The request:
Filter the records below for the word "العطف". Copy each line that holds it.

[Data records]

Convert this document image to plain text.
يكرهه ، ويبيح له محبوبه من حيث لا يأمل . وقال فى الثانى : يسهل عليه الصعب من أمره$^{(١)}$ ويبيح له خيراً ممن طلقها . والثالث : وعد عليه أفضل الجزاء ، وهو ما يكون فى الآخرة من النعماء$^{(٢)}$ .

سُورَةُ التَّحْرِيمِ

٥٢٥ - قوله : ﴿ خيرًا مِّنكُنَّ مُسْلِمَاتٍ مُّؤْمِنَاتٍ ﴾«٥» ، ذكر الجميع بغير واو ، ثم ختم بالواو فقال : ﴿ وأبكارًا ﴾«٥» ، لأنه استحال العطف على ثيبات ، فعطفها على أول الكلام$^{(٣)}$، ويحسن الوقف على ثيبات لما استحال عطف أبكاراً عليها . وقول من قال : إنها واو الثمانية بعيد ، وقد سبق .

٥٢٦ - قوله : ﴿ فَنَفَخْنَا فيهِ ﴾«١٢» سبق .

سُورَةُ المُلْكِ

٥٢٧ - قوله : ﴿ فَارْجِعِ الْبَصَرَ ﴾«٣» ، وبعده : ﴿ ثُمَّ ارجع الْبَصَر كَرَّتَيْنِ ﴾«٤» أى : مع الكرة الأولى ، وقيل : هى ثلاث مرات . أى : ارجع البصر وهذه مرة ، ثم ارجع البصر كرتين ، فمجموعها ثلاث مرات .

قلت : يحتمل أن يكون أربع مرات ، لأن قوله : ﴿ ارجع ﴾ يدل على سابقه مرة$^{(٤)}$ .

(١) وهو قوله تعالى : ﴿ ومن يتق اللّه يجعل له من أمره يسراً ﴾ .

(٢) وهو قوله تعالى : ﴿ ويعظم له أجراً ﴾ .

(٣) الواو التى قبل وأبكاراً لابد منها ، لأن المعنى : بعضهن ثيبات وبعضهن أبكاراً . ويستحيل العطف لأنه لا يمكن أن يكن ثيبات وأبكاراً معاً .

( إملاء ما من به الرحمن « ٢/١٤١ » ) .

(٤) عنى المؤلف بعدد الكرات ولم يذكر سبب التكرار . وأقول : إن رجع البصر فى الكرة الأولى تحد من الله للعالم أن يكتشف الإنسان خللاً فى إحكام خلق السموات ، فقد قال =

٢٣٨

Answer to this exercise:
٥٢٥ - قوله : ﴿ خيرًا مِّنكُنَّ مُسْلِمَاتٍ مُّؤْمِنَاتٍ ﴾«٥» ، ذكر الجميع بغير واو ، ثم ختم بالواو فقال : ﴿ وأبكارًا ﴾«٥» ، لأنه استحال العطف على ثيبات ، فعطفها على أول الكلام$^{(٣)}$، ويحسن الوقف على ثيبات لما استحال عطف أبكاراً عليها . وقول من قال : إنها واو الثمانية بعيد ، وقد سبق .
(٣) الواو التى قبل وأبكاراً لابد منها ، لأن المعنى : بعضهن ثيبات وبعضهن أبكاراً . ويستحيل العطف لأنه لا يمكن أن يكن ثيبات وأبكاراً معاً .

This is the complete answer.